▶ _What the task asks_:
Only the number is needed: how many lines of the records include "HPLC"?

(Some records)
↓
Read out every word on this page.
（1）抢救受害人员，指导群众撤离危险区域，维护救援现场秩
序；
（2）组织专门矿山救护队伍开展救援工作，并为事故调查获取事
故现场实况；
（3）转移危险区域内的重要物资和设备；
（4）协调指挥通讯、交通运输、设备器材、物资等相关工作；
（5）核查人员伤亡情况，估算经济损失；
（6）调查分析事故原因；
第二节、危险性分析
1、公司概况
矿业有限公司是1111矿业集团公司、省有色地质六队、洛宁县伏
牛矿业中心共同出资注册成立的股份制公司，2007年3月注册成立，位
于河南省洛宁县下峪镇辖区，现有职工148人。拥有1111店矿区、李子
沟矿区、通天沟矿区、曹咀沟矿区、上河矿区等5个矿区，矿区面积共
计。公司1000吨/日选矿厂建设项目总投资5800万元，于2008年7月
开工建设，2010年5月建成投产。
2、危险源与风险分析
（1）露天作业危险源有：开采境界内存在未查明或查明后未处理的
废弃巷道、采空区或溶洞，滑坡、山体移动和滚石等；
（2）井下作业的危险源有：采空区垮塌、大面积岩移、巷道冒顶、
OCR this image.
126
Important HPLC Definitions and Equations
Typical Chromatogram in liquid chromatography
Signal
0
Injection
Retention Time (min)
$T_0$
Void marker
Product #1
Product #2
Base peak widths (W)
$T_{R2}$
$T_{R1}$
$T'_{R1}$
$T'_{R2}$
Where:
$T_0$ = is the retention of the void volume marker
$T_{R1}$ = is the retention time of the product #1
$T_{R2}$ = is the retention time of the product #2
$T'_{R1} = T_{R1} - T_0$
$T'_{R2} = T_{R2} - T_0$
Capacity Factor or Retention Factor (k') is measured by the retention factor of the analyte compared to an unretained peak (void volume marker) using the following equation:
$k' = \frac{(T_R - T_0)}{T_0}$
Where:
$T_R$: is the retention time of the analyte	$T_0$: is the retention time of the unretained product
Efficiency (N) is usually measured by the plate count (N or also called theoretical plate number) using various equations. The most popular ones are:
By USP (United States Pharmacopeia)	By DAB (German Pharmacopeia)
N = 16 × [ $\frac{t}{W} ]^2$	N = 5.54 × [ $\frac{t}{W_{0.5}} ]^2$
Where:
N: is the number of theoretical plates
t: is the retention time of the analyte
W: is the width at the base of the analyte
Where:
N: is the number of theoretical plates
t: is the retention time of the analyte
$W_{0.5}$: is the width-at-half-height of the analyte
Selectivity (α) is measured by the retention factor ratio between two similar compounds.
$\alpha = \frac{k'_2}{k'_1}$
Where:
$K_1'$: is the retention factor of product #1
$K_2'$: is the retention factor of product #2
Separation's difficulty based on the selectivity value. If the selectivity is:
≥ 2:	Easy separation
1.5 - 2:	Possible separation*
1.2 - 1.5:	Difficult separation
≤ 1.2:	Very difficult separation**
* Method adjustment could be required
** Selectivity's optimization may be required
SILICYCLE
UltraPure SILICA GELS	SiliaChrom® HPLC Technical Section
↑
▶ _Output for this exercise_:
2